Your answer should be a single number: the count of lines containing the string "panel".

### Data in this exercise

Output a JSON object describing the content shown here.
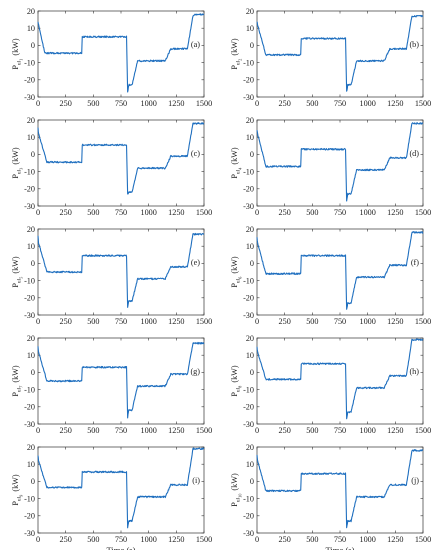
{
  "figure": {
    "line_color": "#1f6fbf",
    "xlabel": "Time (s)",
    "ylabel_unit": "(kW)",
    "ylabel_symbol": "P",
    "ylabel_subscript": "ul"
  },
  "chart_data": [
    {
      "type": "line",
      "panel": "(a)",
      "ylabel_index": "1",
      "xlim": [
        0,
        1500
      ],
      "ylim": [
        -30,
        20
      ],
      "xticks": [
        0,
        250,
        500,
        750,
        1000,
        1250,
        1500
      ],
      "yticks": [
        -30,
        -20,
        -10,
        0,
        10,
        20
      ],
      "x": [
        0,
        5,
        60,
        80,
        150,
        300,
        395,
        400,
        700,
        800,
        810,
        820,
        850,
        900,
        1000,
        1150,
        1200,
        1350,
        1400,
        1410,
        1500
      ],
      "y": [
        14,
        12,
        -4,
        -4.5,
        -4.5,
        -4.5,
        -4.5,
        5,
        5,
        5,
        -27,
        -23,
        -23,
        -9,
        -9,
        -9,
        -2,
        -2,
        17,
        18,
        18
      ]
    },
    {
      "type": "line",
      "panel": "(b)",
      "ylabel_index": "2",
      "xlim": [
        0,
        1500
      ],
      "ylim": [
        -30,
        20
      ],
      "xticks": [
        0,
        250,
        500,
        750,
        1000,
        1250,
        1500
      ],
      "yticks": [
        -30,
        -20,
        -10,
        0,
        10,
        20
      ],
      "x": [
        0,
        5,
        80,
        150,
        300,
        395,
        400,
        700,
        800,
        810,
        820,
        850,
        900,
        1000,
        1150,
        1200,
        1350,
        1400,
        1410,
        1500
      ],
      "y": [
        14,
        12,
        -5.5,
        -5.5,
        -5.5,
        -5.5,
        4,
        4,
        4,
        -27,
        -23,
        -23,
        -9,
        -9,
        -9,
        -2,
        -2,
        17,
        17,
        17
      ]
    },
    {
      "type": "line",
      "panel": "(c)",
      "ylabel_index": "3",
      "xlim": [
        0,
        1500
      ],
      "ylim": [
        -30,
        20
      ],
      "xticks": [
        0,
        250,
        500,
        750,
        1000,
        1250,
        1500
      ],
      "yticks": [
        -30,
        -20,
        -10,
        0,
        10,
        20
      ],
      "x": [
        0,
        5,
        80,
        150,
        300,
        395,
        400,
        700,
        800,
        810,
        820,
        850,
        900,
        1000,
        1150,
        1200,
        1350,
        1400,
        1410,
        1500
      ],
      "y": [
        16,
        12,
        -4.5,
        -4.5,
        -4.5,
        -4.5,
        5.5,
        5.5,
        5.5,
        -23,
        -22,
        -22,
        -8,
        -8,
        -8,
        -1,
        -1,
        18,
        18,
        18
      ]
    },
    {
      "type": "line",
      "panel": "(d)",
      "ylabel_index": "4",
      "xlim": [
        0,
        1500
      ],
      "ylim": [
        -30,
        20
      ],
      "xticks": [
        0,
        250,
        500,
        750,
        1000,
        1250,
        1500
      ],
      "yticks": [
        -30,
        -20,
        -10,
        0,
        10,
        20
      ],
      "x": [
        0,
        5,
        80,
        150,
        300,
        395,
        400,
        700,
        800,
        810,
        820,
        850,
        900,
        1000,
        1150,
        1200,
        1350,
        1400,
        1410,
        1500
      ],
      "y": [
        14,
        12,
        -7,
        -7,
        -7,
        -7,
        3,
        3,
        3,
        -27,
        -23,
        -23,
        -9,
        -9,
        -9,
        -2,
        -2,
        18,
        18,
        18
      ]
    },
    {
      "type": "line",
      "panel": "(e)",
      "ylabel_index": "5",
      "xlim": [
        0,
        1500
      ],
      "ylim": [
        -30,
        20
      ],
      "xticks": [
        0,
        250,
        500,
        750,
        1000,
        1250,
        1500
      ],
      "yticks": [
        -30,
        -20,
        -10,
        0,
        10,
        20
      ],
      "x": [
        0,
        5,
        80,
        150,
        300,
        395,
        400,
        700,
        800,
        810,
        820,
        850,
        900,
        1000,
        1150,
        1200,
        1350,
        1400,
        1410,
        1500
      ],
      "y": [
        16,
        12,
        -5,
        -5,
        -5,
        -5,
        4.5,
        4.5,
        4.5,
        -26,
        -22,
        -22,
        -9,
        -9,
        -9,
        -2,
        -2,
        17,
        17,
        17
      ]
    },
    {
      "type": "line",
      "panel": "(f)",
      "ylabel_index": "6",
      "xlim": [
        0,
        1500
      ],
      "ylim": [
        -30,
        20
      ],
      "xticks": [
        0,
        250,
        500,
        750,
        1000,
        1250,
        1500
      ],
      "yticks": [
        -30,
        -20,
        -10,
        0,
        10,
        20
      ],
      "x": [
        0,
        5,
        80,
        150,
        300,
        395,
        400,
        700,
        800,
        810,
        820,
        850,
        900,
        1000,
        1150,
        1200,
        1350,
        1400,
        1410,
        1500
      ],
      "y": [
        15,
        12,
        -6,
        -6,
        -6,
        -6,
        4.5,
        4.5,
        4.5,
        -27,
        -23,
        -23,
        -8,
        -8,
        -8,
        -1,
        -1,
        18,
        18,
        18
      ]
    },
    {
      "type": "line",
      "panel": "(g)",
      "ylabel_index": "7",
      "xlim": [
        0,
        1500
      ],
      "ylim": [
        -30,
        20
      ],
      "xticks": [
        0,
        250,
        500,
        750,
        1000,
        1250,
        1500
      ],
      "yticks": [
        -30,
        -20,
        -10,
        0,
        10,
        20
      ],
      "x": [
        0,
        5,
        80,
        150,
        300,
        395,
        400,
        700,
        800,
        810,
        820,
        850,
        900,
        1000,
        1150,
        1200,
        1350,
        1400,
        1410,
        1500
      ],
      "y": [
        15,
        12,
        -5,
        -5,
        -5,
        -5,
        3,
        3,
        3,
        -26,
        -22,
        -22,
        -8,
        -8,
        -8,
        -1,
        -1,
        17,
        17,
        17
      ]
    },
    {
      "type": "line",
      "panel": "(h)",
      "ylabel_index": "8",
      "xlim": [
        0,
        1500
      ],
      "ylim": [
        -30,
        20
      ],
      "xticks": [
        0,
        250,
        500,
        750,
        1000,
        1250,
        1500
      ],
      "yticks": [
        -30,
        -20,
        -10,
        0,
        10,
        20
      ],
      "x": [
        0,
        5,
        80,
        150,
        300,
        395,
        400,
        700,
        800,
        810,
        820,
        850,
        900,
        1000,
        1150,
        1200,
        1350,
        1400,
        1410,
        1500
      ],
      "y": [
        15,
        12,
        -4,
        -4,
        -4,
        -4,
        5,
        5,
        5,
        -27,
        -23,
        -23,
        -9,
        -9,
        -9,
        -2,
        -2,
        19,
        19,
        19
      ]
    },
    {
      "type": "line",
      "panel": "(i)",
      "ylabel_index": "9",
      "xlim": [
        0,
        1500
      ],
      "ylim": [
        -30,
        20
      ],
      "xticks": [
        0,
        250,
        500,
        750,
        1000,
        1250,
        1500
      ],
      "yticks": [
        -30,
        -20,
        -10,
        0,
        10,
        20
      ],
      "x": [
        0,
        5,
        80,
        150,
        300,
        395,
        400,
        700,
        800,
        810,
        820,
        850,
        900,
        1000,
        1150,
        1200,
        1350,
        1400,
        1410,
        1500
      ],
      "y": [
        15,
        12,
        -3.5,
        -3.5,
        -3.5,
        -3.5,
        5.5,
        5.5,
        5.5,
        -27,
        -23,
        -23,
        -9,
        -9,
        -9,
        -2,
        -2,
        19,
        19,
        19
      ]
    },
    {
      "type": "line",
      "panel": "(j)",
      "ylabel_index": "10",
      "xlim": [
        0,
        1500
      ],
      "ylim": [
        -30,
        20
      ],
      "xticks": [
        0,
        250,
        500,
        750,
        1000,
        1250,
        1500
      ],
      "yticks": [
        -30,
        -20,
        -10,
        0,
        10,
        20
      ],
      "x": [
        0,
        5,
        80,
        150,
        300,
        395,
        400,
        700,
        800,
        810,
        820,
        850,
        900,
        1000,
        1150,
        1200,
        1350,
        1400,
        1410,
        1500
      ],
      "y": [
        15,
        12,
        -5.5,
        -5.5,
        -5.5,
        -5.5,
        4.5,
        4.5,
        4.5,
        -27,
        -23,
        -23,
        -9,
        -9,
        -9,
        -2,
        -2,
        18,
        18,
        18
      ]
    }
  ]
}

######

*Exercise result:* 10